**AIM OF THE TASK**
Filter the records below and copy every line containing the word "thumbs".

**WORKING DATA**

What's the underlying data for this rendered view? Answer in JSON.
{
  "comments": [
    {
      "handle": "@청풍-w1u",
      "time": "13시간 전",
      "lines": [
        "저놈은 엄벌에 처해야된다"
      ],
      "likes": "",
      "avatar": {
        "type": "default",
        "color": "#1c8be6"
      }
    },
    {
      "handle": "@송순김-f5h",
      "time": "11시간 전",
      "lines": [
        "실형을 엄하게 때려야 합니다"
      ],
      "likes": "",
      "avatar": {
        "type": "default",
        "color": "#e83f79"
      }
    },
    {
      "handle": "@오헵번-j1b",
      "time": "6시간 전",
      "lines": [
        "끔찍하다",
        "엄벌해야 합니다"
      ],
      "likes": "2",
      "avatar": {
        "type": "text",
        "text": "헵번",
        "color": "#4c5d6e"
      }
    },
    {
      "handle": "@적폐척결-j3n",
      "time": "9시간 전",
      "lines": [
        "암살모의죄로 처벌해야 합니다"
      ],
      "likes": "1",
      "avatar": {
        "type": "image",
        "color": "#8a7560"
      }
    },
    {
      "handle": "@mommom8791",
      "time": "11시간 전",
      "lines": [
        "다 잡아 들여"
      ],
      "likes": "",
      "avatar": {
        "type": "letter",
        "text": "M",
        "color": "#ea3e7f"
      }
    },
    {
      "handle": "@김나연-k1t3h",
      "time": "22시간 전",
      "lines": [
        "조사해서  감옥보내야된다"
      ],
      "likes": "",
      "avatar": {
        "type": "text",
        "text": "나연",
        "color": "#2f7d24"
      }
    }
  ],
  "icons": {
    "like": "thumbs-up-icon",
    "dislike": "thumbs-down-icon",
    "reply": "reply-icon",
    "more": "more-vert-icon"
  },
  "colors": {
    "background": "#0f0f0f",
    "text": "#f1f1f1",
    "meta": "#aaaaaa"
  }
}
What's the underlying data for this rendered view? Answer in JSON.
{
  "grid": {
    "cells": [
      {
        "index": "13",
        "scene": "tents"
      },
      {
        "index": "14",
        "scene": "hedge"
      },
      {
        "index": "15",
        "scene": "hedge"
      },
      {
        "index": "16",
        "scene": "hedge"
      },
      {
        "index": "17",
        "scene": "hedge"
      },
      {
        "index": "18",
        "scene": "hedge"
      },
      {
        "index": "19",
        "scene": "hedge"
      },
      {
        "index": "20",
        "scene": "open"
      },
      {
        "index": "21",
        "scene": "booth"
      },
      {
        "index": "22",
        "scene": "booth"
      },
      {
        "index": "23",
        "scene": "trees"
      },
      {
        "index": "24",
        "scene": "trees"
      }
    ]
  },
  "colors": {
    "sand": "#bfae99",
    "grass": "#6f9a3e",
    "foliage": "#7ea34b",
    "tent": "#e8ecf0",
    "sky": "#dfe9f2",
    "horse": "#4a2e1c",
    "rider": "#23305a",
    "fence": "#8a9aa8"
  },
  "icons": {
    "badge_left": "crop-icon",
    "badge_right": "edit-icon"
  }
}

**RESULT OF THIS EXERCISE**
    "like": "thumbs-up-icon",
    "dislike": "thumbs-down-icon",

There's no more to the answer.